**What to produce**
In the copy, include every entry exactly but none of the pictures.

**Materials provided**
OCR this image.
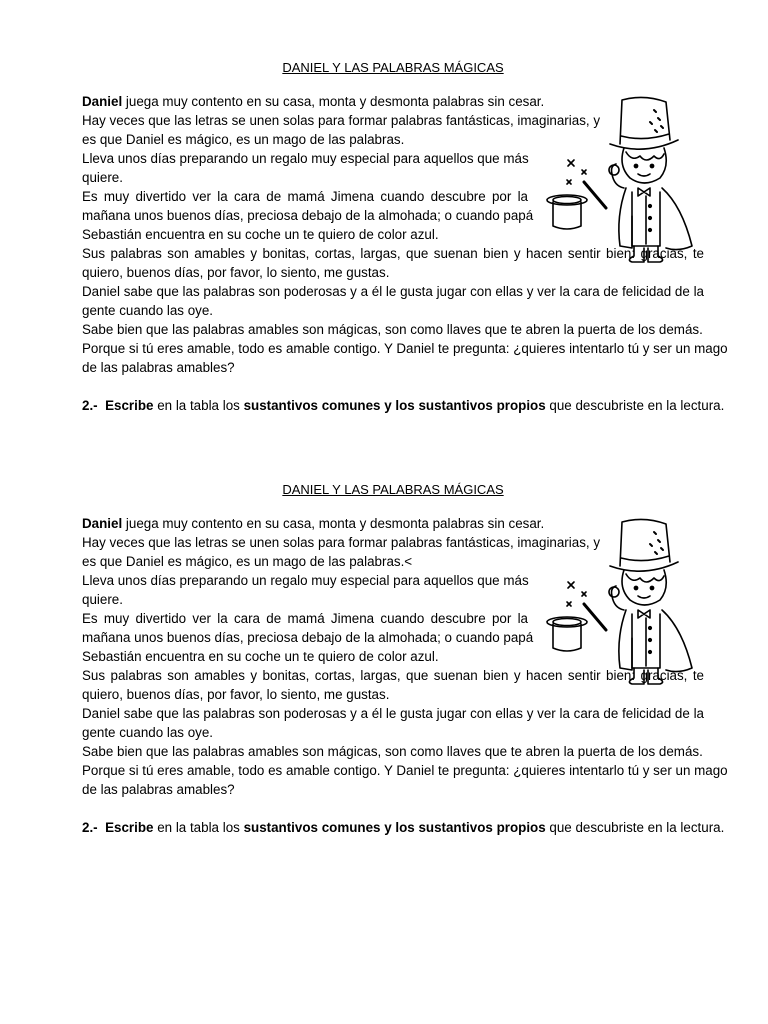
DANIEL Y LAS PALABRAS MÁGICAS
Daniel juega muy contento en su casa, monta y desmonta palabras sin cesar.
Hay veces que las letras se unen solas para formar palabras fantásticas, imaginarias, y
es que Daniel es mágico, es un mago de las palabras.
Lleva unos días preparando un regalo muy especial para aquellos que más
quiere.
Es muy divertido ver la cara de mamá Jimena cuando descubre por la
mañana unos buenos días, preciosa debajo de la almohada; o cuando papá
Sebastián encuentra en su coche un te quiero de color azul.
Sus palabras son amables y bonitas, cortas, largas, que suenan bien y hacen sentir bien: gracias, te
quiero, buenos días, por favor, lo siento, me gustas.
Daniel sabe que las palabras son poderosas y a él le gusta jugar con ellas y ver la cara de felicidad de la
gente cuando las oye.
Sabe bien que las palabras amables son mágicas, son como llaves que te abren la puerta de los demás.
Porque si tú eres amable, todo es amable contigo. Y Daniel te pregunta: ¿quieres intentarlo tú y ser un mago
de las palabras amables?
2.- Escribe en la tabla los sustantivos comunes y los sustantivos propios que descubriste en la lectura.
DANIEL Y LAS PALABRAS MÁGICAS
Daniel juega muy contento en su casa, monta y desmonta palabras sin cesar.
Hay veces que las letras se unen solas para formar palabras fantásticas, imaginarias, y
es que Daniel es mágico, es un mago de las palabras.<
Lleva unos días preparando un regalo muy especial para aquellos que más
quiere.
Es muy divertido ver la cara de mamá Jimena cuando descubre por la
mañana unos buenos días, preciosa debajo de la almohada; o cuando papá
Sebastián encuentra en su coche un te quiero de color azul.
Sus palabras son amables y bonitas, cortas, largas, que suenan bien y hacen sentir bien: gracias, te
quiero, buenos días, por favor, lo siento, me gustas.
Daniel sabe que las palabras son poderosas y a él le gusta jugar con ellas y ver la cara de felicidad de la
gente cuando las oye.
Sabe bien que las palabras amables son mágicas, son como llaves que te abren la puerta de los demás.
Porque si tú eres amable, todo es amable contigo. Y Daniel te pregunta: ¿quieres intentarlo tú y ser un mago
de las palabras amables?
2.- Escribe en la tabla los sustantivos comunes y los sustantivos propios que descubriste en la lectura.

**Written answer**
OCR this image.
DANIEL Y LAS PALABRAS MÁGICAS
Daniel juega muy contento en su casa, monta y desmonta palabras sin cesar.
Hay veces que las letras se unen solas para formar palabras fantásticas, imaginarias, y
es que Daniel es mágico, es un mago de las palabras.
Lleva unos días preparando un regalo muy especial para aquellos que más
quiere.
Es muy divertido ver la cara de mamá Jimena cuando descubre por la
mañana unos buenos días, preciosa debajo de la almohada; o cuando papá
Sebastián encuentra en su coche un te quiero de color azul.
Sus palabras son amables y bonitas, cortas, largas, que suenan bien y hacen sentir bien: gracias, te
quiero, buenos días, por favor, lo siento, me gustas.
Daniel sabe que las palabras son poderosas y a él le gusta jugar con ellas y ver la cara de felicidad de la
gente cuando las oye.
Sabe bien que las palabras amables son mágicas, son como llaves que te abren la puerta de los demás.
Porque si tú eres amable, todo es amable contigo. Y Daniel te pregunta: ¿quieres intentarlo tú y ser un mago
de las palabras amables?
2.- Escribe en la tabla los sustantivos comunes y los sustantivos propios que descubriste en la lectura.
DANIEL Y LAS PALABRAS MÁGICAS
Daniel juega muy contento en su casa, monta y desmonta palabras sin cesar.
Hay veces que las letras se unen solas para formar palabras fantásticas, imaginarias, y
es que Daniel es mágico, es un mago de las palabras.<
Lleva unos días preparando un regalo muy especial para aquellos que más
quiere.
Es muy divertido ver la cara de mamá Jimena cuando descubre por la
mañana unos buenos días, preciosa debajo de la almohada; o cuando papá
Sebastián encuentra en su coche un te quiero de color azul.
Sus palabras son amables y bonitas, cortas, largas, que suenan bien y hacen sentir bien: gracias, te
quiero, buenos días, por favor, lo siento, me gustas.
Daniel sabe que las palabras son poderosas y a él le gusta jugar con ellas y ver la cara de felicidad de la
gente cuando las oye.
Sabe bien que las palabras amables son mágicas, son como llaves que te abren la puerta de los demás.
Porque si tú eres amable, todo es amable contigo. Y Daniel te pregunta: ¿quieres intentarlo tú y ser un mago
de las palabras amables?
2.- Escribe en la tabla los sustantivos comunes y los sustantivos propios que descubriste en la lectura.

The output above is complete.